### Extracted material

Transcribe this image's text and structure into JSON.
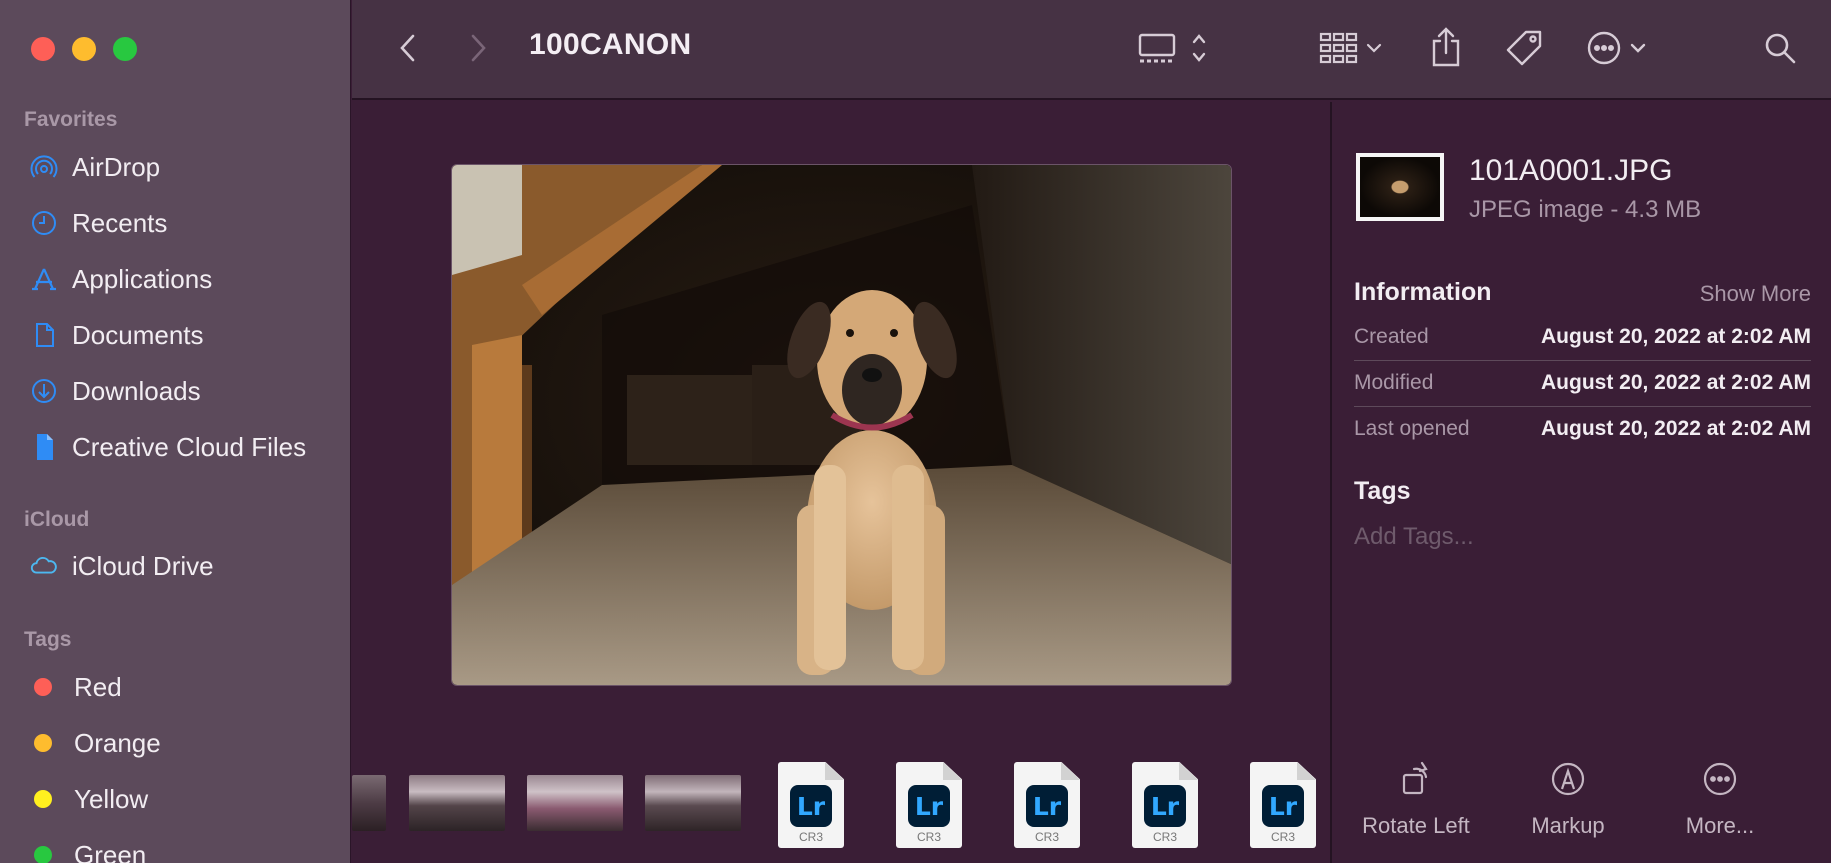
{
  "window": {
    "title": "100CANON"
  },
  "sidebar": {
    "favorites_title": "Favorites",
    "favorites": [
      {
        "label": "AirDrop",
        "icon": "airdrop-icon"
      },
      {
        "label": "Recents",
        "icon": "clock-icon"
      },
      {
        "label": "Applications",
        "icon": "applications-icon"
      },
      {
        "label": "Documents",
        "icon": "document-icon"
      },
      {
        "label": "Downloads",
        "icon": "download-icon"
      },
      {
        "label": "Creative Cloud Files",
        "icon": "file-icon"
      }
    ],
    "icloud_title": "iCloud",
    "icloud": [
      {
        "label": "iCloud Drive",
        "icon": "cloud-icon"
      }
    ],
    "tags_title": "Tags",
    "tags": [
      {
        "label": "Red",
        "color": "#fe5f57"
      },
      {
        "label": "Orange",
        "color": "#febc2e"
      },
      {
        "label": "Yellow",
        "color": "#fff01f"
      },
      {
        "label": "Green",
        "color": "#28c840"
      }
    ]
  },
  "toolbar": {
    "icons": [
      "back-icon",
      "forward-icon",
      "view-gallery-icon",
      "group-icon",
      "share-icon",
      "tag-icon",
      "more-icon",
      "search-icon"
    ]
  },
  "filmstrip": {
    "cr3_label": "Lr",
    "cr3_ext": "CR3"
  },
  "inspector": {
    "file_name": "101A0001.JPG",
    "file_kind": "JPEG image - 4.3 MB",
    "information_title": "Information",
    "show_more": "Show More",
    "rows": [
      {
        "key": "Created",
        "value": "August 20, 2022 at 2:02 AM"
      },
      {
        "key": "Modified",
        "value": "August 20, 2022 at 2:02 AM"
      },
      {
        "key": "Last opened",
        "value": "August 20, 2022 at 2:02 AM"
      }
    ],
    "tags_title": "Tags",
    "add_tags_placeholder": "Add Tags...",
    "actions": [
      {
        "label": "Rotate Left",
        "icon": "rotate-left-icon"
      },
      {
        "label": "Markup",
        "icon": "markup-icon"
      },
      {
        "label": "More...",
        "icon": "more-circle-icon"
      }
    ]
  },
  "colors": {
    "accent": "#2f8cf5",
    "background": "#3a1e36",
    "sidebar": "#5c4a5b"
  }
}
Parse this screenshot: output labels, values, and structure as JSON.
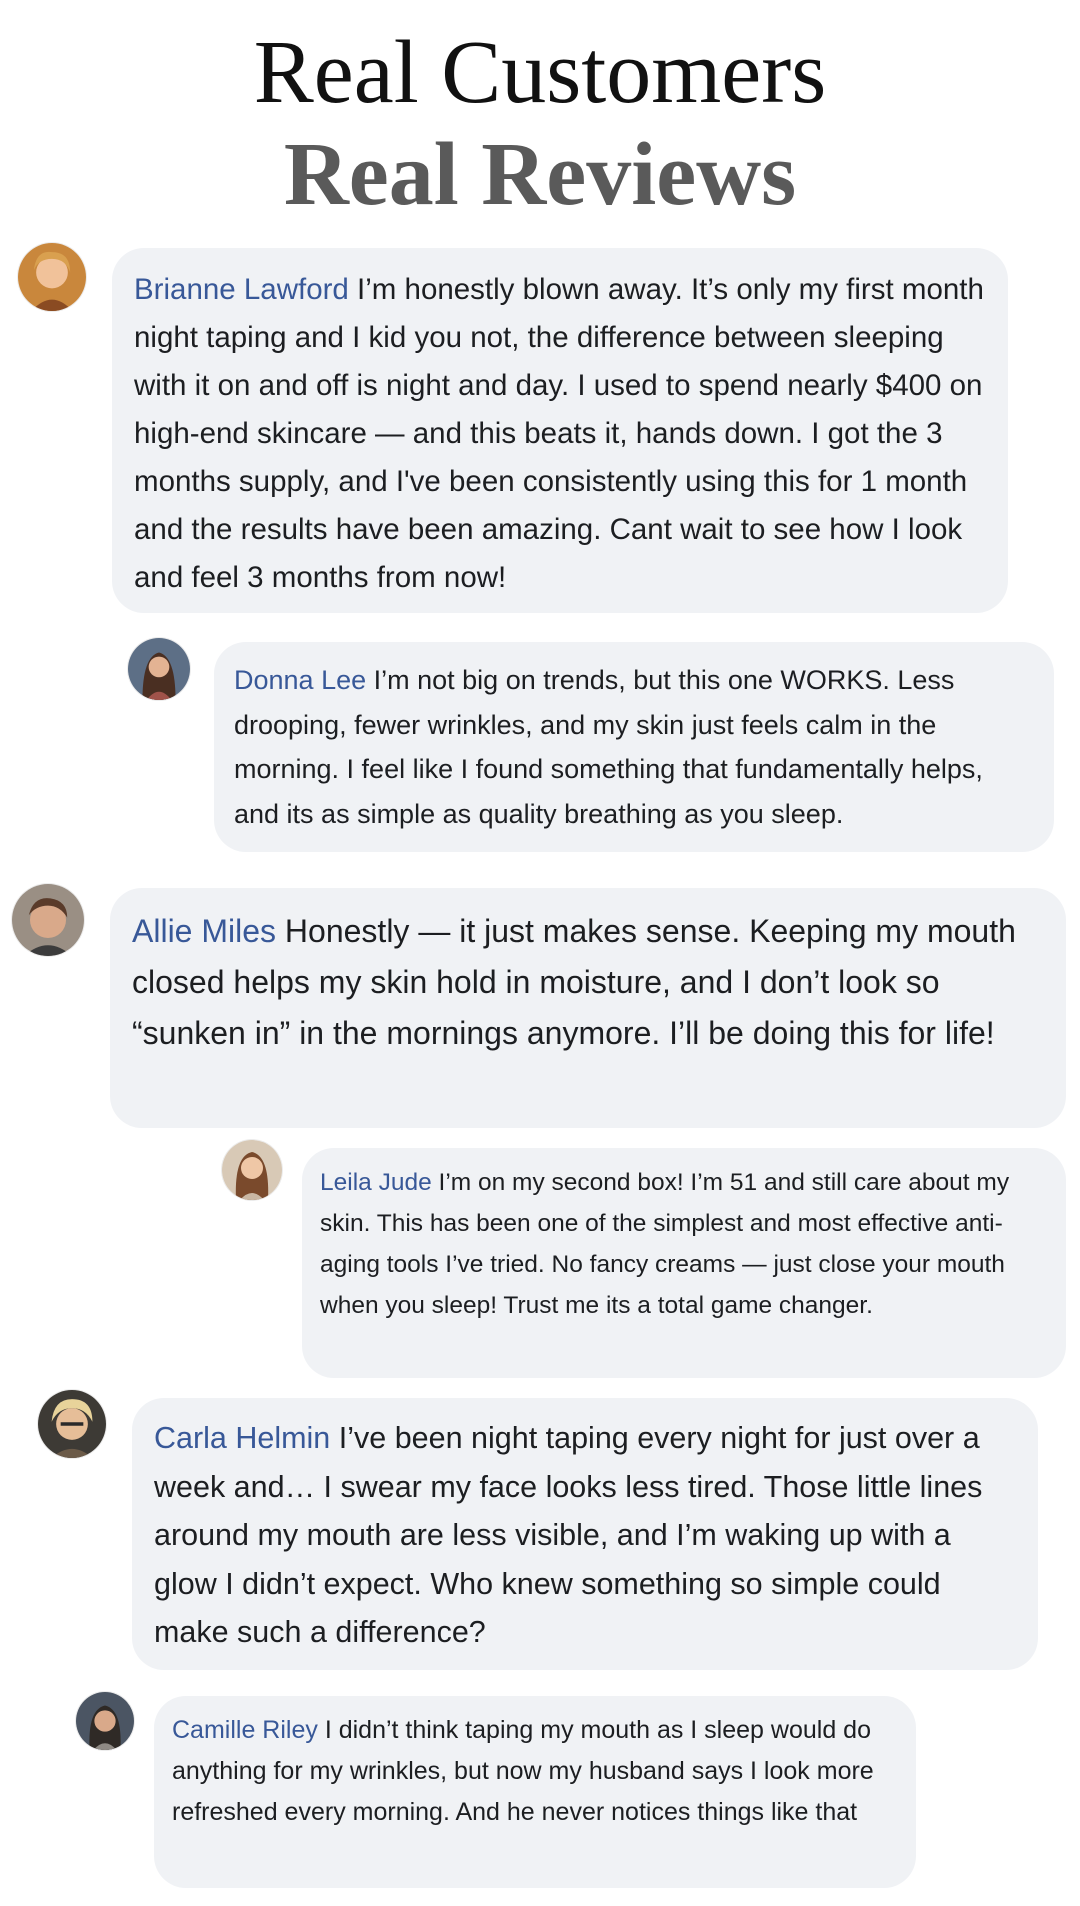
{
  "header": {
    "line1": "Real Customers",
    "line2": "Real Reviews"
  },
  "comments": [
    {
      "name": "Brianne Lawford",
      "text": "I’m honestly blown away. It’s only my first month night taping and I kid you not, the difference between sleeping with it on and off is night and day. I used to spend nearly $400 on high-end skincare — and this beats it, hands down. I got the 3 months supply, and I've been consistently using this for 1 month and the results have been amazing. Cant wait to see how I look and feel 3 months from now!"
    },
    {
      "name": "Donna Lee",
      "text": "I’m not big on trends, but this one WORKS. Less drooping, fewer wrinkles, and my skin just feels calm in the morning. I feel like I found something that fundamentally helps, and its as simple as quality breathing as you sleep."
    },
    {
      "name": "Allie Miles",
      "text": "Honestly — it just makes sense. Keeping my mouth closed helps my skin hold in moisture, and I don’t look so “sunken in” in the mornings anymore. I’ll be doing this for life!"
    },
    {
      "name": "Leila Jude",
      "text": "I’m on my second box! I’m 51 and still care about my skin. This has been one of the simplest and most effective anti-aging tools I’ve tried. No fancy creams — just close your mouth when you sleep! Trust me its a total game changer."
    },
    {
      "name": "Carla Helmin",
      "text": "I’ve been night taping every night for just over a week and… I swear my face looks less tired. Those little lines around my mouth are less visible, and I’m waking up with a glow I didn’t expect. Who knew something so simple could make such a difference?"
    },
    {
      "name": "Camille Riley",
      "text": "I didn’t think taping my mouth as I sleep would do anything for my wrinkles, but now my husband says I look more refreshed every morning. And he never notices things like that"
    }
  ],
  "colors": {
    "bubble_bg": "#f0f2f5",
    "name": "#385898",
    "text": "#1c1e21",
    "headline_1": "#111111",
    "headline_2": "#5a5a5a"
  },
  "icons": [
    "avatar-photo"
  ]
}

### What is needed
Copy the records above exactly, leaving out every picture.

### Exercise response
Transcribe this image's text and structure into JSON.
{
  "window": {
    "title": "100CANON"
  },
  "sidebar": {
    "favorites_title": "Favorites",
    "favorites": [
      {
        "label": "AirDrop",
        "icon": "airdrop-icon"
      },
      {
        "label": "Recents",
        "icon": "clock-icon"
      },
      {
        "label": "Applications",
        "icon": "applications-icon"
      },
      {
        "label": "Documents",
        "icon": "document-icon"
      },
      {
        "label": "Downloads",
        "icon": "download-icon"
      },
      {
        "label": "Creative Cloud Files",
        "icon": "file-icon"
      }
    ],
    "icloud_title": "iCloud",
    "icloud": [
      {
        "label": "iCloud Drive",
        "icon": "cloud-icon"
      }
    ],
    "tags_title": "Tags",
    "tags": [
      {
        "label": "Red",
        "color": "#fe5f57"
      },
      {
        "label": "Orange",
        "color": "#febc2e"
      },
      {
        "label": "Yellow",
        "color": "#fff01f"
      },
      {
        "label": "Green",
        "color": "#28c840"
      }
    ]
  },
  "toolbar": {
    "icons": [
      "back-icon",
      "forward-icon",
      "view-gallery-icon",
      "group-icon",
      "share-icon",
      "tag-icon",
      "more-icon",
      "search-icon"
    ]
  },
  "filmstrip": {
    "cr3_label": "Lr",
    "cr3_ext": "CR3"
  },
  "inspector": {
    "file_name": "101A0001.JPG",
    "file_kind": "JPEG image - 4.3 MB",
    "information_title": "Information",
    "show_more": "Show More",
    "rows": [
      {
        "key": "Created",
        "value": "August 20, 2022 at 2:02 AM"
      },
      {
        "key": "Modified",
        "value": "August 20, 2022 at 2:02 AM"
      },
      {
        "key": "Last opened",
        "value": "August 20, 2022 at 2:02 AM"
      }
    ],
    "tags_title": "Tags",
    "add_tags_placeholder": "Add Tags...",
    "actions": [
      {
        "label": "Rotate Left",
        "icon": "rotate-left-icon"
      },
      {
        "label": "Markup",
        "icon": "markup-icon"
      },
      {
        "label": "More...",
        "icon": "more-circle-icon"
      }
    ]
  },
  "colors": {
    "accent": "#2f8cf5",
    "background": "#3a1e36",
    "sidebar": "#5c4a5b"
  }
}
Parse this screenshot: output labels, values, and structure as JSON.
{
  "header": {
    "line1": "Real Customers",
    "line2": "Real Reviews"
  },
  "comments": [
    {
      "name": "Brianne Lawford",
      "text": "I’m honestly blown away. It’s only my first month night taping and I kid you not, the difference between sleeping with it on and off is night and day. I used to spend nearly $400 on high-end skincare — and this beats it, hands down. I got the 3 months supply, and I've been consistently using this for 1 month and the results have been amazing. Cant wait to see how I look and feel 3 months from now!"
    },
    {
      "name": "Donna Lee",
      "text": "I’m not big on trends, but this one WORKS. Less drooping, fewer wrinkles, and my skin just feels calm in the morning. I feel like I found something that fundamentally helps, and its as simple as quality breathing as you sleep."
    },
    {
      "name": "Allie Miles",
      "text": "Honestly — it just makes sense. Keeping my mouth closed helps my skin hold in moisture, and I don’t look so “sunken in” in the mornings anymore. I’ll be doing this for life!"
    },
    {
      "name": "Leila Jude",
      "text": "I’m on my second box! I’m 51 and still care about my skin. This has been one of the simplest and most effective anti-aging tools I’ve tried. No fancy creams — just close your mouth when you sleep! Trust me its a total game changer."
    },
    {
      "name": "Carla Helmin",
      "text": "I’ve been night taping every night for just over a week and… I swear my face looks less tired. Those little lines around my mouth are less visible, and I’m waking up with a glow I didn’t expect. Who knew something so simple could make such a difference?"
    },
    {
      "name": "Camille Riley",
      "text": "I didn’t think taping my mouth as I sleep would do anything for my wrinkles, but now my husband says I look more refreshed every morning. And he never notices things like that"
    }
  ],
  "colors": {
    "bubble_bg": "#f0f2f5",
    "name": "#385898",
    "text": "#1c1e21",
    "headline_1": "#111111",
    "headline_2": "#5a5a5a"
  },
  "icons": [
    "avatar-photo"
  ]
}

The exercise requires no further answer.